• Problem requirements: State the number of lines, and only that number, in which the word "Christine" appears.
START Material for the task
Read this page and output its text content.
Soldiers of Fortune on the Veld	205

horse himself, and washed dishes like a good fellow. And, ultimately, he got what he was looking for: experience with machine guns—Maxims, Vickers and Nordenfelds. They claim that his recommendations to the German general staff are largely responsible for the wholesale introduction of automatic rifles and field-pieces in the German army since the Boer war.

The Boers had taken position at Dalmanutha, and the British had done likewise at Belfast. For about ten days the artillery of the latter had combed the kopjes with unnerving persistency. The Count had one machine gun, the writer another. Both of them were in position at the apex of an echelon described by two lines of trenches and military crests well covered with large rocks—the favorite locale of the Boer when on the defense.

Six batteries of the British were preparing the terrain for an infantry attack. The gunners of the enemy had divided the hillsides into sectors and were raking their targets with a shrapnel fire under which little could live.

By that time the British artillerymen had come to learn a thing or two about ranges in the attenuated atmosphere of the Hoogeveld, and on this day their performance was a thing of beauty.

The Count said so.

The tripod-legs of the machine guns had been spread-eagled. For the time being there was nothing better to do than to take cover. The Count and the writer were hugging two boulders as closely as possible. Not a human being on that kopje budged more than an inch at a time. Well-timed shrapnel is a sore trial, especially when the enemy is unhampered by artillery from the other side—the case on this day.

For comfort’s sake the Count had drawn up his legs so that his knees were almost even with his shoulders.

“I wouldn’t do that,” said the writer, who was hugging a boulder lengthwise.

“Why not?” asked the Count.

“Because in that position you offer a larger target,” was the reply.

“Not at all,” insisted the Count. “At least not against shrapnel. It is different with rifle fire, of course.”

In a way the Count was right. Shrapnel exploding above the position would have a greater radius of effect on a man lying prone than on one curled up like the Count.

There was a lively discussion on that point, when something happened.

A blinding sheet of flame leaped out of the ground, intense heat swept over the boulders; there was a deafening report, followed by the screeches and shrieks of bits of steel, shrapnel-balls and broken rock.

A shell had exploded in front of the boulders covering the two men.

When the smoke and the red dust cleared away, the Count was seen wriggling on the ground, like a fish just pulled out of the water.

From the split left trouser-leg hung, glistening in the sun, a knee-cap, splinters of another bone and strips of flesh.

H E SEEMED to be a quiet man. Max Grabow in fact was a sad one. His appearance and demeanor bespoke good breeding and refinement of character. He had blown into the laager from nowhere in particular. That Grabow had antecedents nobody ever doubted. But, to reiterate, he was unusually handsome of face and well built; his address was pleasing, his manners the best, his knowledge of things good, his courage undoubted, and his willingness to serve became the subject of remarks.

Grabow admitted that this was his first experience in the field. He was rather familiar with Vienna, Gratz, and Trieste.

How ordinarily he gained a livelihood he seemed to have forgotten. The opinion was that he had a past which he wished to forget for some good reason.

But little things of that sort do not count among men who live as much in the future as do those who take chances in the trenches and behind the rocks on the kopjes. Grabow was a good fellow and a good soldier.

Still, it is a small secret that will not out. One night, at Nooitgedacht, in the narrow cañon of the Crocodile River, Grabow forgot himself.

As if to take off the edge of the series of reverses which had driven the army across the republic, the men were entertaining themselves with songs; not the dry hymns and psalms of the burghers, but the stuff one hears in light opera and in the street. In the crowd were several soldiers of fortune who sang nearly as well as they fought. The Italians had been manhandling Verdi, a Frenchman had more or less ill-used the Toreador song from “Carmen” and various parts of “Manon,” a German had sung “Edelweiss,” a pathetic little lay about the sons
END Material for the task
START Material for the task
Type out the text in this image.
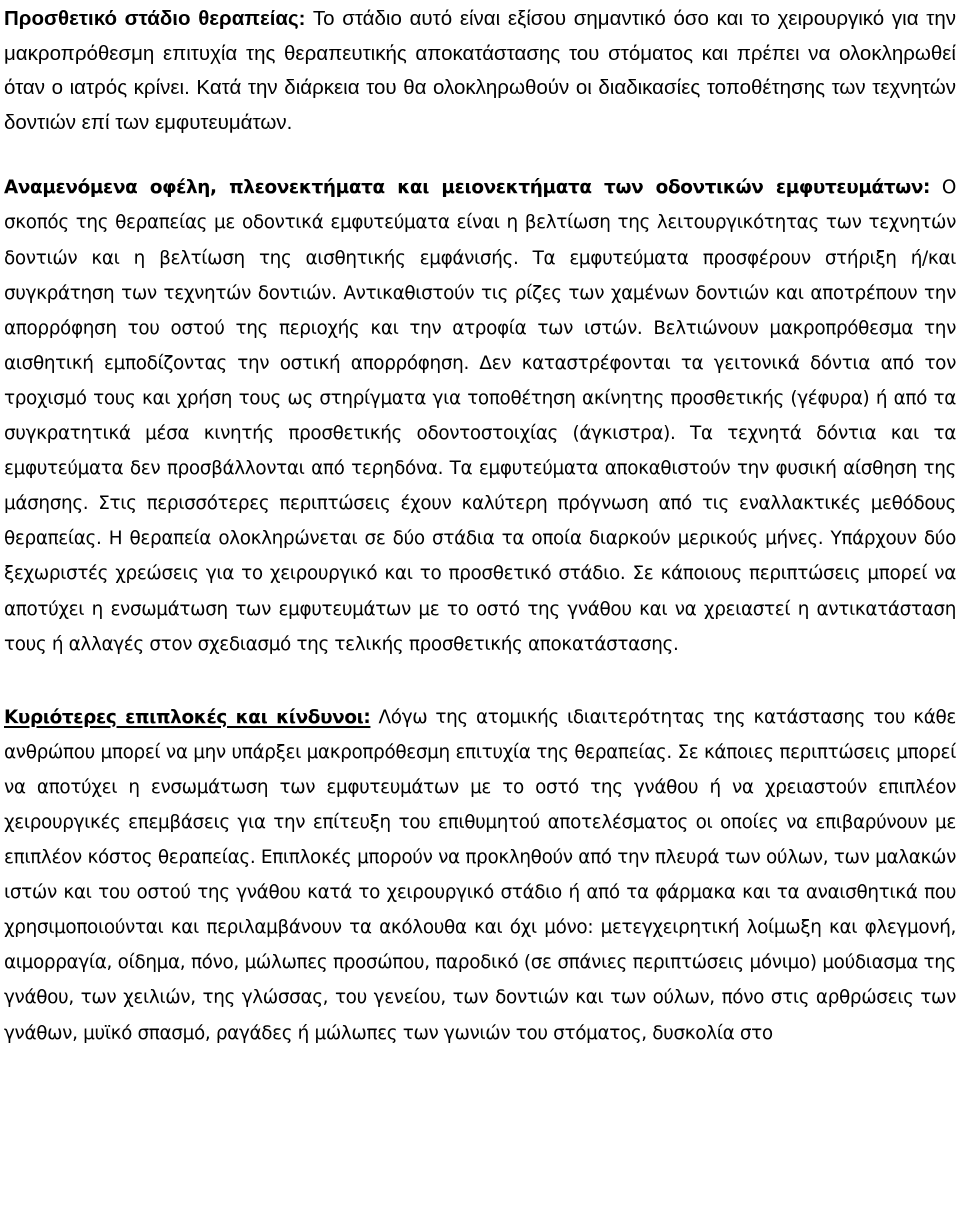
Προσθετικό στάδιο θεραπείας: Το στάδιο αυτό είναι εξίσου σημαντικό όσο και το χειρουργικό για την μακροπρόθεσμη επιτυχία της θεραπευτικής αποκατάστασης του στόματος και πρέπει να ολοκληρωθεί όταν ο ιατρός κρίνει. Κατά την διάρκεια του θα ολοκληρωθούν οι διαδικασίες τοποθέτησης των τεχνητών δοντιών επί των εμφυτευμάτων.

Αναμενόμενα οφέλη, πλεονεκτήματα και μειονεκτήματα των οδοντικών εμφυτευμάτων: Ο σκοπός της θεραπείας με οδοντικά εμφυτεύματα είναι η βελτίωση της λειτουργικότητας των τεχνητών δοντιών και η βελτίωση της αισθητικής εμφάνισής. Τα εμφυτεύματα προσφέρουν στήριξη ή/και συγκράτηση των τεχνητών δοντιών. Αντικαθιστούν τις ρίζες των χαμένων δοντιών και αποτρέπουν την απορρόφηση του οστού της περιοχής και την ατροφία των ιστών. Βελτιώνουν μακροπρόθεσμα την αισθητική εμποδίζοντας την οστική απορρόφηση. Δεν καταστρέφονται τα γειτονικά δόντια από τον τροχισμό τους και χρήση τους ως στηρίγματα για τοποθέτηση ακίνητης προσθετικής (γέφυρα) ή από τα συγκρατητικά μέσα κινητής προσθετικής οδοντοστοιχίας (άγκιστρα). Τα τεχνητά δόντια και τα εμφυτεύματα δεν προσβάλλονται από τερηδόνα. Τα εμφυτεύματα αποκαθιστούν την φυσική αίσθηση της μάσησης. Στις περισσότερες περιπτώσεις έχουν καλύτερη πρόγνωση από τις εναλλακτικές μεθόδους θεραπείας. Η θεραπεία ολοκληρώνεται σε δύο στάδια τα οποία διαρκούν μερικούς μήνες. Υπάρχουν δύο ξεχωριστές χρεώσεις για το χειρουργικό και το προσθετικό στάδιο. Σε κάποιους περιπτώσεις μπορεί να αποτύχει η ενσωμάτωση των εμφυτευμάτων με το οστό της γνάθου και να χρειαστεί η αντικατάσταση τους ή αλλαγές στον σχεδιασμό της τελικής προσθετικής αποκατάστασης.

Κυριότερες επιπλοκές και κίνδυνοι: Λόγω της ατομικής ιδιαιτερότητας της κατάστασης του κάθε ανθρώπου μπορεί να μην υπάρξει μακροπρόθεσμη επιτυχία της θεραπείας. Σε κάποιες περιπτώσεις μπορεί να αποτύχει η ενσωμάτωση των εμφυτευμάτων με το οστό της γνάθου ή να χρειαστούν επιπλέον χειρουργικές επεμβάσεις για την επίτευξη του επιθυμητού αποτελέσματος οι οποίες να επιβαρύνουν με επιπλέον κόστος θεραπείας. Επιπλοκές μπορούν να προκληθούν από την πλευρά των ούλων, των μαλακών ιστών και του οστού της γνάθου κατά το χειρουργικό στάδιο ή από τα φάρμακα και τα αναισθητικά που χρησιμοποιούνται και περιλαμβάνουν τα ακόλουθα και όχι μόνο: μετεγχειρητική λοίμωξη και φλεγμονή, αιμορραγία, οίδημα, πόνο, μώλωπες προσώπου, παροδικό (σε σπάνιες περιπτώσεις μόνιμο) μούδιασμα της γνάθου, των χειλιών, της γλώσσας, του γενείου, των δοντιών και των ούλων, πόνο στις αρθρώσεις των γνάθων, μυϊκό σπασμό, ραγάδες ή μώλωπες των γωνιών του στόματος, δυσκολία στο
END Material for the task
START Material for the task
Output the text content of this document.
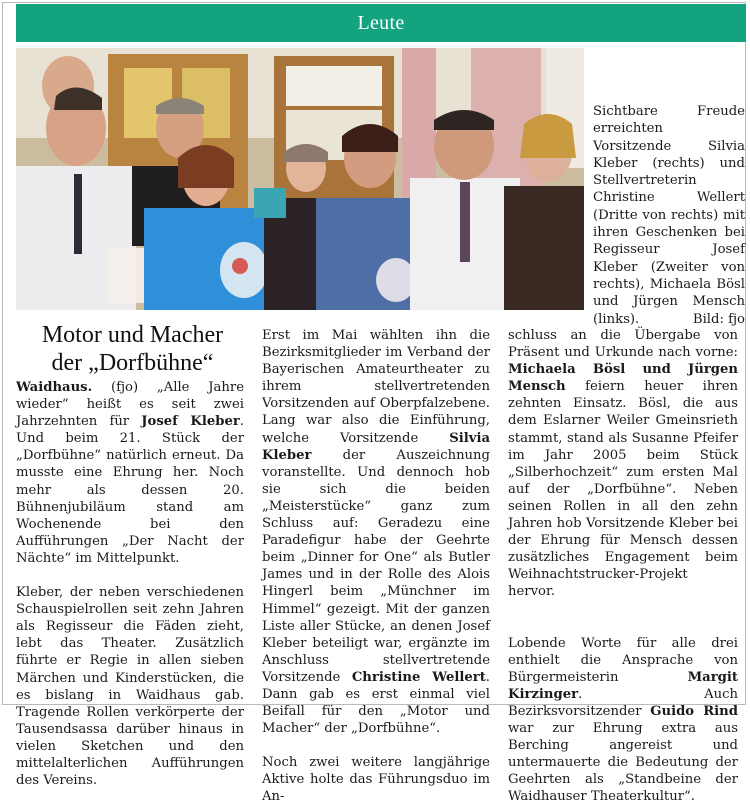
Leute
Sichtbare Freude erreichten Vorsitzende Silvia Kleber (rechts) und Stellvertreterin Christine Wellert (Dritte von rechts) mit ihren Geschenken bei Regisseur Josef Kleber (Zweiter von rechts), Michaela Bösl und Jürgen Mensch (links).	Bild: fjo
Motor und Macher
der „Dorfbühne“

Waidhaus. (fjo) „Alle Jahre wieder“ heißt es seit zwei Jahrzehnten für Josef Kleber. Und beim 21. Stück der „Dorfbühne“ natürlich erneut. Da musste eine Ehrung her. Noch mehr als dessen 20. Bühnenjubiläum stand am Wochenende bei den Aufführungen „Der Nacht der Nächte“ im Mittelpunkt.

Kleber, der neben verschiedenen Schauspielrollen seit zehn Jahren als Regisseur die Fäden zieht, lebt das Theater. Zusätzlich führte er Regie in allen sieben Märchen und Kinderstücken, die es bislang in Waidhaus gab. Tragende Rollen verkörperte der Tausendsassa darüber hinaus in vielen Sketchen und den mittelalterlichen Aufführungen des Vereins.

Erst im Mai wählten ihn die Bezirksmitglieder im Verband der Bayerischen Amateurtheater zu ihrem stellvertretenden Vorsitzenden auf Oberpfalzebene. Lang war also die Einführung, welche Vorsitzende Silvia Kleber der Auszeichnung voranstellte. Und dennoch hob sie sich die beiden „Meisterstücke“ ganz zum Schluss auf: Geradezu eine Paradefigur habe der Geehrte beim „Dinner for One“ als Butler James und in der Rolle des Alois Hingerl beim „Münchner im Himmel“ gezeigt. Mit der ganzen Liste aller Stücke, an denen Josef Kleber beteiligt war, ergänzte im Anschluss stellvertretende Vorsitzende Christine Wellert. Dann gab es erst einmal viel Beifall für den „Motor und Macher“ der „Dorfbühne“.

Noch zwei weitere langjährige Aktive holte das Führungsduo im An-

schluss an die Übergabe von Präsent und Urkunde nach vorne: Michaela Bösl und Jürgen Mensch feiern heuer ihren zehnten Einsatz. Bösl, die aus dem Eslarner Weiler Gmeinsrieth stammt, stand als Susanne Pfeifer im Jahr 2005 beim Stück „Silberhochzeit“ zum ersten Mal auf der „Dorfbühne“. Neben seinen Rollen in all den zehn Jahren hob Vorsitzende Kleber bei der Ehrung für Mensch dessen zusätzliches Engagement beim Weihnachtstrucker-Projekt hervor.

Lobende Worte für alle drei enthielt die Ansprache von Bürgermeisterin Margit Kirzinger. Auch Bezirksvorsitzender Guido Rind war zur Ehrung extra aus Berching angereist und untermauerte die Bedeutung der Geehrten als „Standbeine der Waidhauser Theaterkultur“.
END Material for the task
• Solution to this task: 2